Retype the data that follows line by line, exactly, and leave its pictures out.
## BEGIN Data for processing
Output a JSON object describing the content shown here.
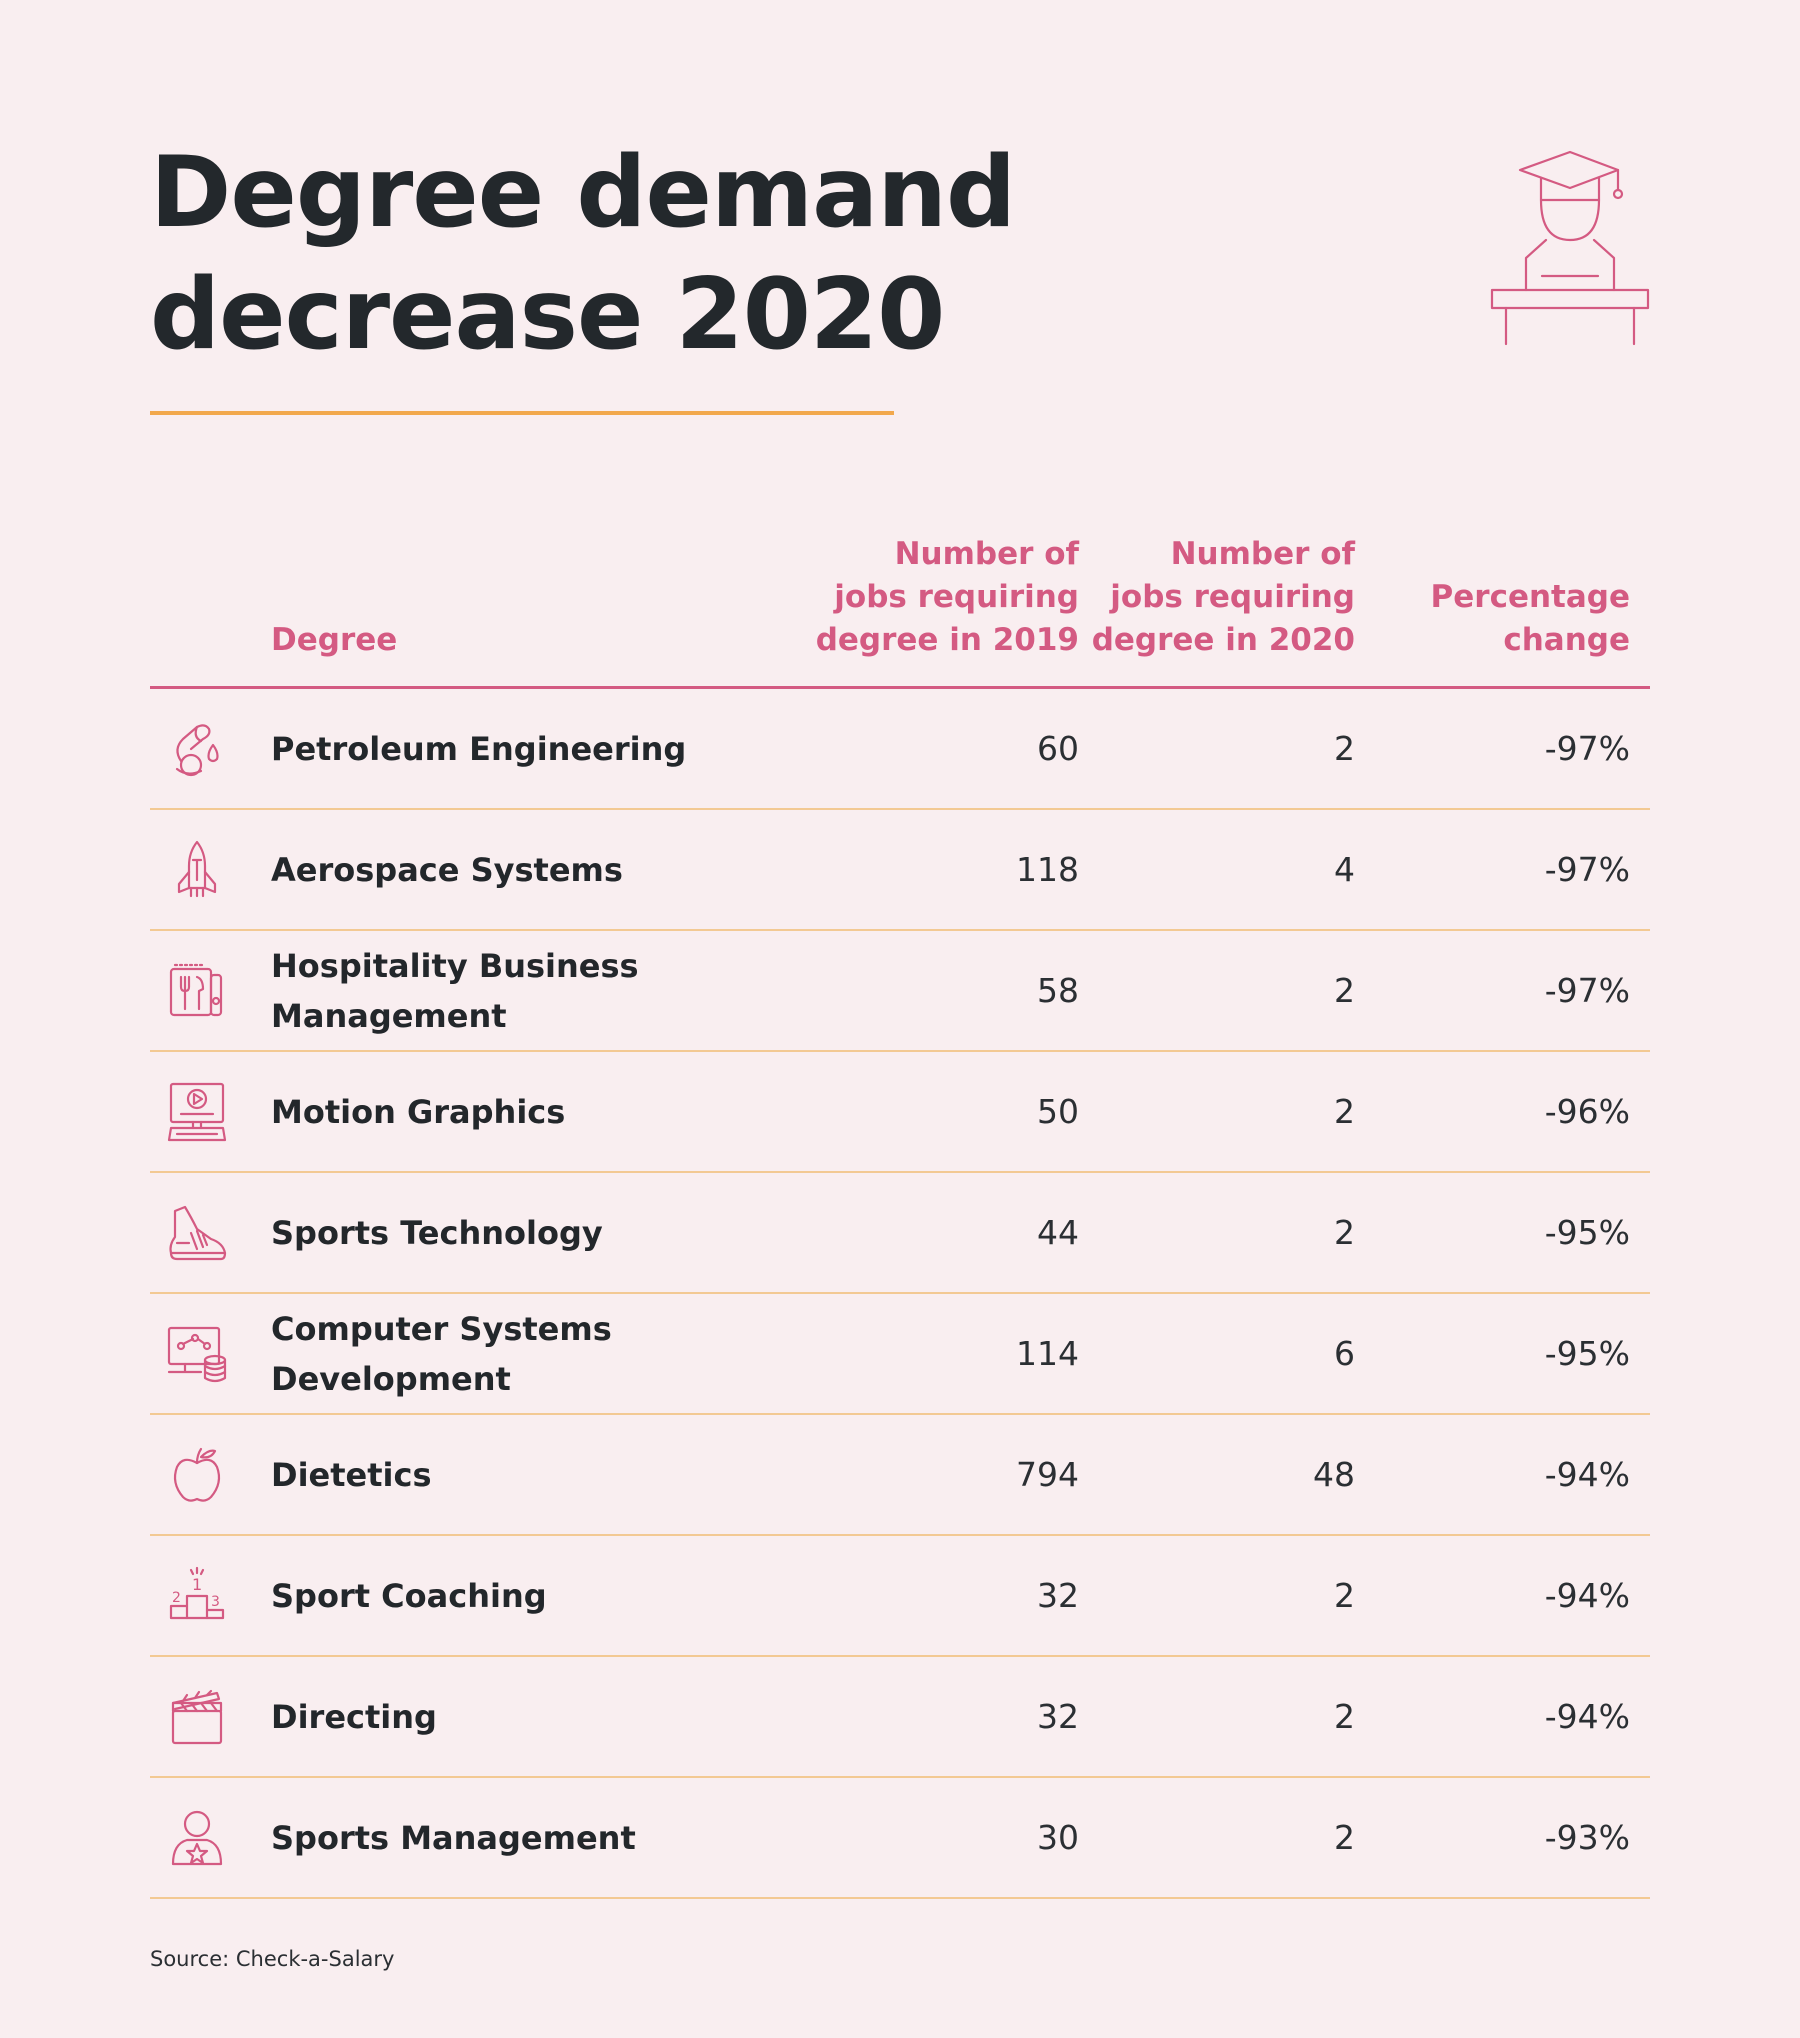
{
  "header": {
    "title_line1": "Degree demand",
    "title_line2": "decrease 2020",
    "icon": "graduate-at-podium-icon"
  },
  "colors": {
    "background": "#f9eef0",
    "accent": "#d45a82",
    "rule": "#f2a84c",
    "row_divider": "#f3c993",
    "text": "#23272b"
  },
  "chart_data": {
    "type": "table",
    "title": "Degree demand decrease 2020",
    "columns": [
      "Degree",
      "Number of jobs requiring degree in 2019",
      "Number of jobs requiring degree in 2020",
      "Percentage change"
    ],
    "column_lines": {
      "degree": [
        "Degree"
      ],
      "jobs_2019": [
        "Number of",
        "jobs requiring",
        "degree in 2019"
      ],
      "jobs_2020": [
        "Number of",
        "jobs requiring",
        "degree in 2020"
      ],
      "pct": [
        "Percentage",
        "change"
      ]
    },
    "rows": [
      {
        "icon": "oil-drop-icon",
        "degree": [
          "Petroleum Engineering"
        ],
        "jobs_2019": "60",
        "jobs_2020": "2",
        "pct": "-97%"
      },
      {
        "icon": "rocket-icon",
        "degree": [
          "Aerospace Systems"
        ],
        "jobs_2019": "118",
        "jobs_2020": "4",
        "pct": "-97%"
      },
      {
        "icon": "menu-cutlery-icon",
        "degree": [
          "Hospitality Business",
          "Management"
        ],
        "jobs_2019": "58",
        "jobs_2020": "2",
        "pct": "-97%"
      },
      {
        "icon": "monitor-play-icon",
        "degree": [
          "Motion Graphics"
        ],
        "jobs_2019": "50",
        "jobs_2020": "2",
        "pct": "-96%"
      },
      {
        "icon": "sneaker-icon",
        "degree": [
          "Sports Technology"
        ],
        "jobs_2019": "44",
        "jobs_2020": "2",
        "pct": "-95%"
      },
      {
        "icon": "computer-database-icon",
        "degree": [
          "Computer Systems",
          "Development"
        ],
        "jobs_2019": "114",
        "jobs_2020": "6",
        "pct": "-95%"
      },
      {
        "icon": "apple-icon",
        "degree": [
          "Dietetics"
        ],
        "jobs_2019": "794",
        "jobs_2020": "48",
        "pct": "-94%"
      },
      {
        "icon": "podium-icon",
        "degree": [
          "Sport Coaching"
        ],
        "jobs_2019": "32",
        "jobs_2020": "2",
        "pct": "-94%"
      },
      {
        "icon": "clapperboard-icon",
        "degree": [
          "Directing"
        ],
        "jobs_2019": "32",
        "jobs_2020": "2",
        "pct": "-94%"
      },
      {
        "icon": "user-star-icon",
        "degree": [
          "Sports Management"
        ],
        "jobs_2019": "30",
        "jobs_2020": "2",
        "pct": "-93%"
      }
    ],
    "podium_digits": [
      "1",
      "2",
      "3"
    ]
  },
  "footer": {
    "source": "Source: Check-a-Salary"
  }
}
## END Data for processing
Answer in full
Output a JSON object describing the content shown here.
{
  "header": {
    "title_line1": "Degree demand",
    "title_line2": "decrease 2020",
    "icon": "graduate-at-podium-icon"
  },
  "colors": {
    "background": "#f9eef0",
    "accent": "#d45a82",
    "rule": "#f2a84c",
    "row_divider": "#f3c993",
    "text": "#23272b"
  },
  "chart_data": {
    "type": "table",
    "title": "Degree demand decrease 2020",
    "columns": [
      "Degree",
      "Number of jobs requiring degree in 2019",
      "Number of jobs requiring degree in 2020",
      "Percentage change"
    ],
    "column_lines": {
      "degree": [
        "Degree"
      ],
      "jobs_2019": [
        "Number of",
        "jobs requiring",
        "degree in 2019"
      ],
      "jobs_2020": [
        "Number of",
        "jobs requiring",
        "degree in 2020"
      ],
      "pct": [
        "Percentage",
        "change"
      ]
    },
    "rows": [
      {
        "icon": "oil-drop-icon",
        "degree": [
          "Petroleum Engineering"
        ],
        "jobs_2019": "60",
        "jobs_2020": "2",
        "pct": "-97%"
      },
      {
        "icon": "rocket-icon",
        "degree": [
          "Aerospace Systems"
        ],
        "jobs_2019": "118",
        "jobs_2020": "4",
        "pct": "-97%"
      },
      {
        "icon": "menu-cutlery-icon",
        "degree": [
          "Hospitality Business",
          "Management"
        ],
        "jobs_2019": "58",
        "jobs_2020": "2",
        "pct": "-97%"
      },
      {
        "icon": "monitor-play-icon",
        "degree": [
          "Motion Graphics"
        ],
        "jobs_2019": "50",
        "jobs_2020": "2",
        "pct": "-96%"
      },
      {
        "icon": "sneaker-icon",
        "degree": [
          "Sports Technology"
        ],
        "jobs_2019": "44",
        "jobs_2020": "2",
        "pct": "-95%"
      },
      {
        "icon": "computer-database-icon",
        "degree": [
          "Computer Systems",
          "Development"
        ],
        "jobs_2019": "114",
        "jobs_2020": "6",
        "pct": "-95%"
      },
      {
        "icon": "apple-icon",
        "degree": [
          "Dietetics"
        ],
        "jobs_2019": "794",
        "jobs_2020": "48",
        "pct": "-94%"
      },
      {
        "icon": "podium-icon",
        "degree": [
          "Sport Coaching"
        ],
        "jobs_2019": "32",
        "jobs_2020": "2",
        "pct": "-94%"
      },
      {
        "icon": "clapperboard-icon",
        "degree": [
          "Directing"
        ],
        "jobs_2019": "32",
        "jobs_2020": "2",
        "pct": "-94%"
      },
      {
        "icon": "user-star-icon",
        "degree": [
          "Sports Management"
        ],
        "jobs_2019": "30",
        "jobs_2020": "2",
        "pct": "-93%"
      }
    ],
    "podium_digits": [
      "1",
      "2",
      "3"
    ]
  },
  "footer": {
    "source": "Source: Check-a-Salary"
  }
}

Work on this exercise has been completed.